Work to complete
Output the records. Match them exactly.

Dataset records
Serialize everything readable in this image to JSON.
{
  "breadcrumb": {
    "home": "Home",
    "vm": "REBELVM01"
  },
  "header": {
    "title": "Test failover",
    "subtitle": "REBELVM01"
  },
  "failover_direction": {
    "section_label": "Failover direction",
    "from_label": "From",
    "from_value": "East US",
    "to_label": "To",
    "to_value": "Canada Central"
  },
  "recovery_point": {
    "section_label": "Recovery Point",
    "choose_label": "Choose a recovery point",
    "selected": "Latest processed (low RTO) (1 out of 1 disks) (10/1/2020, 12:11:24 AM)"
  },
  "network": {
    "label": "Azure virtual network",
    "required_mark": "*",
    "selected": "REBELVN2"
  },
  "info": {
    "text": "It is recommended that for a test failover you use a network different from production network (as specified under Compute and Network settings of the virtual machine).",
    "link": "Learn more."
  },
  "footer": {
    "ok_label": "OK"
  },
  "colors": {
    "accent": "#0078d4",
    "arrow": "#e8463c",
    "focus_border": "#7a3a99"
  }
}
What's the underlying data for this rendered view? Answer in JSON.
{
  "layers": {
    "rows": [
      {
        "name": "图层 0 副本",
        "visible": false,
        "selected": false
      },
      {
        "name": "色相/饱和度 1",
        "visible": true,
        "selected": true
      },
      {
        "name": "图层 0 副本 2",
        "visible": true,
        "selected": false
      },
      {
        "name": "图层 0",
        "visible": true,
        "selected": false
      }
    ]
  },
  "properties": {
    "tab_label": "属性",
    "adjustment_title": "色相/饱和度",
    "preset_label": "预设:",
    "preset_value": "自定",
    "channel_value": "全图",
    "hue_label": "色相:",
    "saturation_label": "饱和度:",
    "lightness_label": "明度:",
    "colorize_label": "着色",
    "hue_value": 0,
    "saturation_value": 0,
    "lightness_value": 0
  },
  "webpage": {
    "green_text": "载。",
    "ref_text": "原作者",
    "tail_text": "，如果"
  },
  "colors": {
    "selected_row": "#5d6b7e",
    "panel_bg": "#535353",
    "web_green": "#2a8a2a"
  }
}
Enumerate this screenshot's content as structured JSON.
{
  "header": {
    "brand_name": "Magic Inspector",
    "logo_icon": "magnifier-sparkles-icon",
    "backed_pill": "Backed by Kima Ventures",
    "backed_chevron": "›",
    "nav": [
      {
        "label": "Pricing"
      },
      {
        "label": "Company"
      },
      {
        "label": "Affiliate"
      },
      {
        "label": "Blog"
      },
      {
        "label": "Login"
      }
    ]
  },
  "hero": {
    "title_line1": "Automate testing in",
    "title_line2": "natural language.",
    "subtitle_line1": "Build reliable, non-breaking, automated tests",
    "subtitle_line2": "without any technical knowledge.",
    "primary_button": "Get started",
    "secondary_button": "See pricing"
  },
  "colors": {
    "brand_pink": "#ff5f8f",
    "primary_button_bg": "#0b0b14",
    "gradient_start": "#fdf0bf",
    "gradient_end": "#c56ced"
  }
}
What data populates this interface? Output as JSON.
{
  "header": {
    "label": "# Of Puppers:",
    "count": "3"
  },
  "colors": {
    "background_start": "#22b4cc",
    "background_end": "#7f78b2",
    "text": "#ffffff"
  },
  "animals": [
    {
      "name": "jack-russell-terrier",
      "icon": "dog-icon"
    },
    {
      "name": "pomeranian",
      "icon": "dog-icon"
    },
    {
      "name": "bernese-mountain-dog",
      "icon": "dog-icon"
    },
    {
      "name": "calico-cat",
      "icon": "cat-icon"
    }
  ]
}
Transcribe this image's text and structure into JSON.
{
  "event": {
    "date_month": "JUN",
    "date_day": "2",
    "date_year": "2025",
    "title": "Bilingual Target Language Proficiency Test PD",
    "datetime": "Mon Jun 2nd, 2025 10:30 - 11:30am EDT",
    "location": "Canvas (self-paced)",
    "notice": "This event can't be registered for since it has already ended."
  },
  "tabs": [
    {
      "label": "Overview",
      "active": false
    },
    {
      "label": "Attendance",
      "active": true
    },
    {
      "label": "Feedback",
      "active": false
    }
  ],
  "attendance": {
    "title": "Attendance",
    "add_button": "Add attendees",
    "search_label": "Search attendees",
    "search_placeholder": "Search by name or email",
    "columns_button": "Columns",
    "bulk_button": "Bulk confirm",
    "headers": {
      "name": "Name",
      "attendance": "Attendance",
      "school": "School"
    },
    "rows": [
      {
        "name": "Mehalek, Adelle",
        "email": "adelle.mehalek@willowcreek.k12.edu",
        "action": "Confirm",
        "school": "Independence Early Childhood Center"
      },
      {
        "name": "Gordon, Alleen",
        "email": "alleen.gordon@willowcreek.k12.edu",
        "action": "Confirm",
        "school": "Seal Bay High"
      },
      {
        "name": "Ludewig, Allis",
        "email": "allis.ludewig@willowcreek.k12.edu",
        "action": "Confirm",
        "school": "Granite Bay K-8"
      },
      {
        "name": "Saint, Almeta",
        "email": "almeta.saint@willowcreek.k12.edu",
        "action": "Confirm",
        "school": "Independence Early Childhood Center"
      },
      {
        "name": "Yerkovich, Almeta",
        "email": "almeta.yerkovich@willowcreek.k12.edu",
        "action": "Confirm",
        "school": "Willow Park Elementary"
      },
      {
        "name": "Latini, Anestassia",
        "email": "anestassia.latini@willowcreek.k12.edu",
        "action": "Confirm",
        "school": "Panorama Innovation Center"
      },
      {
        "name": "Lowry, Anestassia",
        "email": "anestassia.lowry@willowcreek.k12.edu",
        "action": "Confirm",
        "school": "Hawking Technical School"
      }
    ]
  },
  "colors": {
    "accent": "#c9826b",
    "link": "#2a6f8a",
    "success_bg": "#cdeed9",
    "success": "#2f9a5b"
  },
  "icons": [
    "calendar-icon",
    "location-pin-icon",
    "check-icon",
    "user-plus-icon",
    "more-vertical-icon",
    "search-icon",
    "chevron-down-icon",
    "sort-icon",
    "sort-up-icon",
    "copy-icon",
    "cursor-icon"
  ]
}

Exercise answer
Serialize everything readable in this image to JSON.
{
  "breadcrumb": {
    "home": "Home",
    "vm": "REBELVM01"
  },
  "header": {
    "title": "Test failover",
    "subtitle": "REBELVM01"
  },
  "failover_direction": {
    "section_label": "Failover direction",
    "from_label": "From",
    "from_value": "East US",
    "to_label": "To",
    "to_value": "Canada Central"
  },
  "recovery_point": {
    "section_label": "Recovery Point",
    "choose_label": "Choose a recovery point",
    "selected": "Latest processed (low RTO) (1 out of 1 disks) (10/1/2020, 12:11:24 AM)"
  },
  "network": {
    "label": "Azure virtual network",
    "required_mark": "*",
    "selected": "REBELVN2"
  },
  "info": {
    "text": "It is recommended that for a test failover you use a network different from production network (as specified under Compute and Network settings of the virtual machine).",
    "link": "Learn more."
  },
  "footer": {
    "ok_label": "OK"
  },
  "colors": {
    "accent": "#0078d4",
    "arrow": "#e8463c",
    "focus_border": "#7a3a99"
  }
}
What's the underlying data for this rendered view? Answer in JSON.
{
  "layers": {
    "rows": [
      {
        "name": "图层 0 副本",
        "visible": false,
        "selected": false
      },
      {
        "name": "色相/饱和度 1",
        "visible": true,
        "selected": true
      },
      {
        "name": "图层 0 副本 2",
        "visible": true,
        "selected": false
      },
      {
        "name": "图层 0",
        "visible": true,
        "selected": false
      }
    ]
  },
  "properties": {
    "tab_label": "属性",
    "adjustment_title": "色相/饱和度",
    "preset_label": "预设:",
    "preset_value": "自定",
    "channel_value": "全图",
    "hue_label": "色相:",
    "saturation_label": "饱和度:",
    "lightness_label": "明度:",
    "colorize_label": "着色",
    "hue_value": 0,
    "saturation_value": 0,
    "lightness_value": 0
  },
  "webpage": {
    "green_text": "载。",
    "ref_text": "原作者",
    "tail_text": "，如果"
  },
  "colors": {
    "selected_row": "#5d6b7e",
    "panel_bg": "#535353",
    "web_green": "#2a8a2a"
  }
}
Enumerate this screenshot's content as structured JSON.
{
  "header": {
    "brand_name": "Magic Inspector",
    "logo_icon": "magnifier-sparkles-icon",
    "backed_pill": "Backed by Kima Ventures",
    "backed_chevron": "›",
    "nav": [
      {
        "label": "Pricing"
      },
      {
        "label": "Company"
      },
      {
        "label": "Affiliate"
      },
      {
        "label": "Blog"
      },
      {
        "label": "Login"
      }
    ]
  },
  "hero": {
    "title_line1": "Automate testing in",
    "title_line2": "natural language.",
    "subtitle_line1": "Build reliable, non-breaking, automated tests",
    "subtitle_line2": "without any technical knowledge.",
    "primary_button": "Get started",
    "secondary_button": "See pricing"
  },
  "colors": {
    "brand_pink": "#ff5f8f",
    "primary_button_bg": "#0b0b14",
    "gradient_start": "#fdf0bf",
    "gradient_end": "#c56ced"
  }
}
What data populates this interface? Output as JSON.
{
  "header": {
    "label": "# Of Puppers:",
    "count": "3"
  },
  "colors": {
    "background_start": "#22b4cc",
    "background_end": "#7f78b2",
    "text": "#ffffff"
  },
  "animals": [
    {
      "name": "jack-russell-terrier",
      "icon": "dog-icon"
    },
    {
      "name": "pomeranian",
      "icon": "dog-icon"
    },
    {
      "name": "bernese-mountain-dog",
      "icon": "dog-icon"
    },
    {
      "name": "calico-cat",
      "icon": "cat-icon"
    }
  ]
}
Transcribe this image's text and structure into JSON.
{
  "event": {
    "date_month": "JUN",
    "date_day": "2",
    "date_year": "2025",
    "title": "Bilingual Target Language Proficiency Test PD",
    "datetime": "Mon Jun 2nd, 2025 10:30 - 11:30am EDT",
    "location": "Canvas (self-paced)",
    "notice": "This event can't be registered for since it has already ended."
  },
  "tabs": [
    {
      "label": "Overview",
      "active": false
    },
    {
      "label": "Attendance",
      "active": true
    },
    {
      "label": "Feedback",
      "active": false
    }
  ],
  "attendance": {
    "title": "Attendance",
    "add_button": "Add attendees",
    "search_label": "Search attendees",
    "search_placeholder": "Search by name or email",
    "columns_button": "Columns",
    "bulk_button": "Bulk confirm",
    "headers": {
      "name": "Name",
      "attendance": "Attendance",
      "school": "School"
    },
    "rows": [
      {
        "name": "Mehalek, Adelle",
        "email": "adelle.mehalek@willowcreek.k12.edu",
        "action": "Confirm",
        "school": "Independence Early Childhood Center"
      },
      {
        "name": "Gordon, Alleen",
        "email": "alleen.gordon@willowcreek.k12.edu",
        "action": "Confirm",
        "school": "Seal Bay High"
      },
      {
        "name": "Ludewig, Allis",
        "email": "allis.ludewig@willowcreek.k12.edu",
        "action": "Confirm",
        "school": "Granite Bay K-8"
      },
      {
        "name": "Saint, Almeta",
        "email": "almeta.saint@willowcreek.k12.edu",
        "action": "Confirm",
        "school": "Independence Early Childhood Center"
      },
      {
        "name": "Yerkovich, Almeta",
        "email": "almeta.yerkovich@willowcreek.k12.edu",
        "action": "Confirm",
        "school": "Willow Park Elementary"
      },
      {
        "name": "Latini, Anestassia",
        "email": "anestassia.latini@willowcreek.k12.edu",
        "action": "Confirm",
        "school": "Panorama Innovation Center"
      },
      {
        "name": "Lowry, Anestassia",
        "email": "anestassia.lowry@willowcreek.k12.edu",
        "action": "Confirm",
        "school": "Hawking Technical School"
      }
    ]
  },
  "colors": {
    "accent": "#c9826b",
    "link": "#2a6f8a",
    "success_bg": "#cdeed9",
    "success": "#2f9a5b"
  },
  "icons": [
    "calendar-icon",
    "location-pin-icon",
    "check-icon",
    "user-plus-icon",
    "more-vertical-icon",
    "search-icon",
    "chevron-down-icon",
    "sort-icon",
    "sort-up-icon",
    "copy-icon",
    "cursor-icon"
  ]
}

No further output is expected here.